▸ **Your assignment**: Filter the entries and keep only the lines where the string "spinal" appears.

##########

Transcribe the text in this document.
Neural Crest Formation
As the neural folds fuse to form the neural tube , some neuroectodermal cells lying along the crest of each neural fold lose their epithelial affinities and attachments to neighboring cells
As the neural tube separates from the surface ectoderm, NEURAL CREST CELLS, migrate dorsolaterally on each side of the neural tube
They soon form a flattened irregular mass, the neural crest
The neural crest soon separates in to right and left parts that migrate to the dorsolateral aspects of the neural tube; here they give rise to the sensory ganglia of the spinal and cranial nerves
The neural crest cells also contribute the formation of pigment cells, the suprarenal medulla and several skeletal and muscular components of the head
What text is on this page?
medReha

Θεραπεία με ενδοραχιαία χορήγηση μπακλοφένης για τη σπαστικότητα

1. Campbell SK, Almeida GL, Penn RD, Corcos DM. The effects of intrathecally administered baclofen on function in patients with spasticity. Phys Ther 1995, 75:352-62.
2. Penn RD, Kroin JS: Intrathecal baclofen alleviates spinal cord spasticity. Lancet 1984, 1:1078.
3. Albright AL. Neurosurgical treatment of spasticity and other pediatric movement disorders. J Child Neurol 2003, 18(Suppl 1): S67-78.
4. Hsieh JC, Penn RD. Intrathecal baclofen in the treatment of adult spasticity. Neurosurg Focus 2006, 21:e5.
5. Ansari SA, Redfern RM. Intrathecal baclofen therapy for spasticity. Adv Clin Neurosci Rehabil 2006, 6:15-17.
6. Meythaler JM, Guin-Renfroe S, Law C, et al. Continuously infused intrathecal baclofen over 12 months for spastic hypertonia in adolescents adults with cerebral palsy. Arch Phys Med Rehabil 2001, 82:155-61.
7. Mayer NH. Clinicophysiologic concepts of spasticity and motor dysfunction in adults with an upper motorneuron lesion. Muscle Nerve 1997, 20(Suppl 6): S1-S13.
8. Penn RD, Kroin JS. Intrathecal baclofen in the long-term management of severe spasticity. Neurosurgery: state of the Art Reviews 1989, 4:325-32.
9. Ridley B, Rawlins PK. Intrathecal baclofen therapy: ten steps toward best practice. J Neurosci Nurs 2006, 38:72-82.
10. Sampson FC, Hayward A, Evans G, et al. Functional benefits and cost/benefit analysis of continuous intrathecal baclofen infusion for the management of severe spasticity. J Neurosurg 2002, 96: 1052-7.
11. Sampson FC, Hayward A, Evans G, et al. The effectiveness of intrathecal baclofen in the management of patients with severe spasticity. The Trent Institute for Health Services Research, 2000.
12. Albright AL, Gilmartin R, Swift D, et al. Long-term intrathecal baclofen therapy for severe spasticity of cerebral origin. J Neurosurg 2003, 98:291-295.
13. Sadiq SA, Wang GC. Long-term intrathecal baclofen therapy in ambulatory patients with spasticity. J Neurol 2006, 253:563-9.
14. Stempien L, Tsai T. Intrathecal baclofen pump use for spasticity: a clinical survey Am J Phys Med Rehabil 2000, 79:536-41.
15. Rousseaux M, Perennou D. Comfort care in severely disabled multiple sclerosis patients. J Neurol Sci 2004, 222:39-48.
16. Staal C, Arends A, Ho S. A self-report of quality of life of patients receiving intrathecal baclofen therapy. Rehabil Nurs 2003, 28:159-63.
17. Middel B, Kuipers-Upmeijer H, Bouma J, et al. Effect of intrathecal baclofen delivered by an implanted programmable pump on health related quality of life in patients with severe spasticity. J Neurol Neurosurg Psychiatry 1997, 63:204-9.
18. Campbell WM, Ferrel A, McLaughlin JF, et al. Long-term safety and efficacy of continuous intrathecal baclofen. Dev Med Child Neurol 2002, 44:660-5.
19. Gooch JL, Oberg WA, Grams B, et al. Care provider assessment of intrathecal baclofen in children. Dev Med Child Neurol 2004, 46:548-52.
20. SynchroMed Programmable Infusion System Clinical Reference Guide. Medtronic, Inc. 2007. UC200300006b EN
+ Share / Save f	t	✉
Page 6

##########

▸ **Solution below**:
The neural crest soon separates in to right and left parts that migrate to the dorsolateral aspects of the neural tube; here they give rise to the sensory ganglia of the spinal and cranial nerves
2. Penn RD, Kroin JS: Intrathecal baclofen alleviates spinal cord spasticity. Lancet 1984, 1:1078.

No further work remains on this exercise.